* _Prompt_
Select the lines of the records containing the word "color" and list them.

— START —

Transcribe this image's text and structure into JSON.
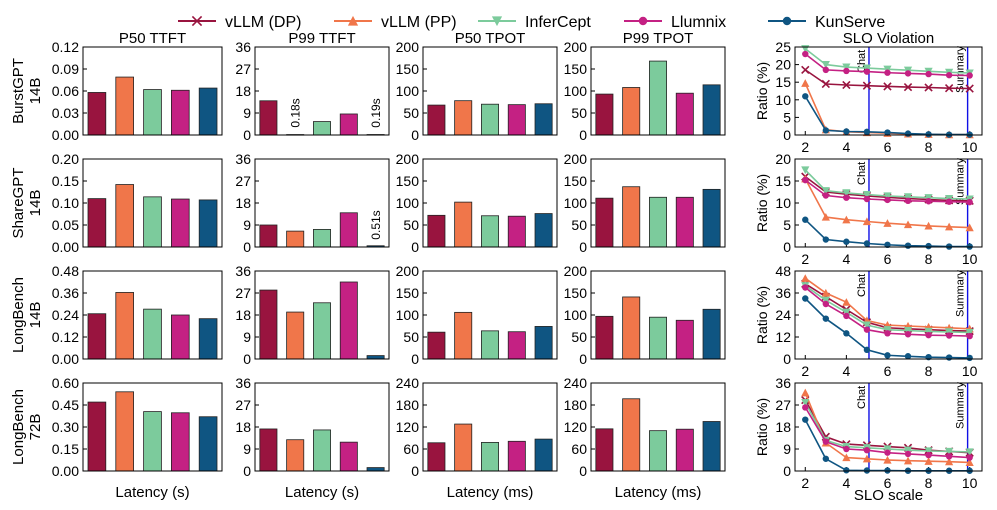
{
  "legend": [
    {
      "name": "vLLM (DP)",
      "color": "#99143f",
      "marker": "x"
    },
    {
      "name": "vLLM (PP)",
      "color": "#f0764a",
      "marker": "triangle-up"
    },
    {
      "name": "InferCept",
      "color": "#7ccb9c",
      "marker": "triangle-down"
    },
    {
      "name": "Llumnix",
      "color": "#c42183",
      "marker": "circle"
    },
    {
      "name": "KunServe",
      "color": "#0f5582",
      "marker": "circle"
    }
  ],
  "column_titles": [
    "P50 TTFT",
    "P99 TTFT",
    "P50 TPOT",
    "P99 TPOT",
    "SLO Violation"
  ],
  "row_labels": [
    [
      "BurstGPT",
      "14B"
    ],
    [
      "ShareGPT",
      "14B"
    ],
    [
      "LongBench",
      "14B"
    ],
    [
      "LongBench",
      "72B"
    ]
  ],
  "x_labels": [
    "Latency (s)",
    "Latency (s)",
    "Latency (ms)",
    "Latency (ms)",
    "SLO scale"
  ],
  "slo_ylabel": "Ratio (%)",
  "markers": {
    "chat": "Chat",
    "summary": "Summary",
    "chat_x": 5.1,
    "summary_x": 9.9
  },
  "chart_data": {
    "type": "bar",
    "series_names": [
      "vLLM (DP)",
      "vLLM (PP)",
      "InferCept",
      "Llumnix",
      "KunServe"
    ],
    "bars": [
      [
        {
          "ymax": 0.12,
          "ticks": [
            "0.00",
            "0.03",
            "0.06",
            "0.09",
            "0.12"
          ],
          "values": [
            0.058,
            0.079,
            0.062,
            0.061,
            0.064
          ]
        },
        {
          "ymax": 36,
          "ticks": [
            "0",
            "9",
            "18",
            "27",
            "36"
          ],
          "values": [
            14.0,
            0.18,
            5.5,
            8.6,
            0.19
          ],
          "annotations": [
            {
              "index": 1,
              "text": "0.18s"
            },
            {
              "index": 4,
              "text": "0.19s"
            }
          ]
        },
        {
          "ymax": 200,
          "ticks": [
            "0",
            "50",
            "100",
            "150",
            "200"
          ],
          "values": [
            68,
            78,
            70,
            69,
            71
          ]
        },
        {
          "ymax": 200,
          "ticks": [
            "0",
            "50",
            "100",
            "150",
            "200"
          ],
          "values": [
            93,
            108,
            168,
            95,
            114
          ]
        }
      ],
      [
        {
          "ymax": 0.2,
          "ticks": [
            "0.00",
            "0.05",
            "0.10",
            "0.15",
            "0.20"
          ],
          "values": [
            0.11,
            0.142,
            0.114,
            0.109,
            0.107
          ]
        },
        {
          "ymax": 36,
          "ticks": [
            "0",
            "9",
            "18",
            "27",
            "36"
          ],
          "values": [
            9.0,
            6.5,
            7.2,
            14.0,
            0.51
          ],
          "annotations": [
            {
              "index": 4,
              "text": "0.51s"
            }
          ]
        },
        {
          "ymax": 200,
          "ticks": [
            "0",
            "50",
            "100",
            "150",
            "200"
          ],
          "values": [
            72,
            102,
            71,
            70,
            76
          ]
        },
        {
          "ymax": 200,
          "ticks": [
            "0",
            "50",
            "100",
            "150",
            "200"
          ],
          "values": [
            111,
            137,
            113,
            113,
            131
          ]
        }
      ],
      [
        {
          "ymax": 0.48,
          "ticks": [
            "0.00",
            "0.12",
            "0.24",
            "0.36",
            "0.48"
          ],
          "values": [
            0.247,
            0.363,
            0.272,
            0.24,
            0.22
          ]
        },
        {
          "ymax": 36,
          "ticks": [
            "0",
            "9",
            "18",
            "27",
            "36"
          ],
          "values": [
            28.2,
            19.2,
            23.0,
            31.5,
            1.4
          ]
        },
        {
          "ymax": 200,
          "ticks": [
            "0",
            "50",
            "100",
            "150",
            "200"
          ],
          "values": [
            61,
            106,
            64,
            62,
            74
          ]
        },
        {
          "ymax": 200,
          "ticks": [
            "0",
            "50",
            "100",
            "150",
            "200"
          ],
          "values": [
            97,
            141,
            95,
            88,
            113
          ]
        }
      ],
      [
        {
          "ymax": 0.6,
          "ticks": [
            "0.00",
            "0.15",
            "0.30",
            "0.45",
            "0.60"
          ],
          "values": [
            0.47,
            0.54,
            0.405,
            0.397,
            0.37
          ]
        },
        {
          "ymax": 36,
          "ticks": [
            "0",
            "9",
            "18",
            "27",
            "36"
          ],
          "values": [
            17.2,
            12.8,
            16.8,
            11.8,
            1.4
          ]
        },
        {
          "ymax": 240,
          "ticks": [
            "0",
            "60",
            "120",
            "180",
            "240"
          ],
          "values": [
            77,
            128,
            78,
            81,
            87
          ]
        },
        {
          "ymax": 240,
          "ticks": [
            "0",
            "60",
            "120",
            "180",
            "240"
          ],
          "values": [
            115,
            197,
            110,
            114,
            135
          ]
        }
      ]
    ],
    "slo": [
      {
        "ymax": 25,
        "ticks": [
          "0",
          "5",
          "10",
          "15",
          "20",
          "25"
        ],
        "x": [
          2,
          3,
          4,
          5,
          6,
          7,
          8,
          9,
          10
        ],
        "series": [
          [
            18.5,
            14.5,
            14.2,
            14.0,
            13.8,
            13.6,
            13.5,
            13.3,
            13.2
          ],
          [
            14.7,
            1.5,
            0.9,
            0.7,
            0.5,
            0.3,
            0.2,
            0.1,
            0.1
          ],
          [
            24.5,
            20.0,
            19.3,
            19.0,
            18.7,
            18.4,
            18.1,
            17.8,
            17.6
          ],
          [
            23.0,
            18.5,
            18.2,
            18.0,
            17.7,
            17.5,
            17.3,
            17.0,
            16.9
          ],
          [
            11.0,
            1.3,
            1.0,
            0.9,
            0.7,
            0.4,
            0.2,
            0.1,
            0.1
          ]
        ]
      },
      {
        "ymax": 20,
        "ticks": [
          "0",
          "5",
          "10",
          "15",
          "20"
        ],
        "x": [
          2,
          3,
          4,
          5,
          6,
          7,
          8,
          9,
          10
        ],
        "series": [
          [
            16.0,
            12.5,
            12.0,
            11.6,
            11.3,
            11.0,
            10.8,
            10.6,
            10.5
          ],
          [
            15.5,
            6.8,
            6.2,
            5.8,
            5.4,
            5.1,
            4.8,
            4.6,
            4.4
          ],
          [
            17.5,
            12.8,
            12.3,
            11.9,
            11.6,
            11.4,
            11.2,
            11.0,
            10.9
          ],
          [
            15.2,
            11.7,
            11.2,
            10.9,
            10.7,
            10.5,
            10.4,
            10.3,
            10.2
          ],
          [
            6.2,
            1.7,
            1.2,
            0.8,
            0.5,
            0.3,
            0.2,
            0.1,
            0.1
          ]
        ]
      },
      {
        "ymax": 48,
        "ticks": [
          "0",
          "12",
          "24",
          "36",
          "48"
        ],
        "x": [
          2,
          3,
          4,
          5,
          6,
          7,
          8,
          9,
          10
        ],
        "series": [
          [
            41.0,
            34.0,
            27.0,
            20.0,
            17.0,
            16.5,
            16.0,
            15.5,
            15.2
          ],
          [
            44.0,
            36.0,
            31.0,
            21.0,
            18.5,
            18.0,
            17.5,
            17.0,
            16.5
          ],
          [
            40.0,
            32.0,
            25.5,
            18.5,
            16.0,
            15.5,
            15.0,
            14.8,
            14.5
          ],
          [
            39.0,
            30.0,
            23.5,
            16.0,
            14.0,
            13.5,
            13.0,
            12.8,
            12.5
          ],
          [
            33.0,
            22.0,
            14.0,
            5.0,
            2.0,
            1.5,
            1.0,
            0.8,
            0.6
          ]
        ]
      },
      {
        "ymax": 36,
        "ticks": [
          "0",
          "9",
          "18",
          "27",
          "36"
        ],
        "x": [
          2,
          3,
          4,
          5,
          6,
          7,
          8,
          9,
          10
        ],
        "series": [
          [
            29.0,
            14.0,
            11.0,
            10.5,
            10.0,
            9.5,
            8.5,
            8.0,
            7.5
          ],
          [
            32.0,
            11.5,
            5.5,
            5.0,
            4.5,
            4.2,
            4.0,
            3.8,
            3.5
          ],
          [
            28.0,
            12.5,
            10.0,
            9.5,
            9.0,
            8.5,
            8.2,
            8.0,
            7.8
          ],
          [
            26.0,
            12.0,
            9.0,
            8.5,
            7.5,
            7.0,
            6.5,
            6.0,
            5.5
          ],
          [
            21.0,
            5.0,
            0.3,
            0.2,
            0.2,
            0.1,
            0.1,
            0.1,
            0.1
          ]
        ]
      }
    ],
    "slo_xlim": [
      1.5,
      10.6
    ],
    "slo_xticks": [
      2,
      4,
      6,
      8,
      10
    ]
  }
}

— END —

* _Correct answer_
      "color": "#99143f",
      "color": "#f0764a",
      "color": "#7ccb9c",
      "color": "#c42183",
      "color": "#0f5582",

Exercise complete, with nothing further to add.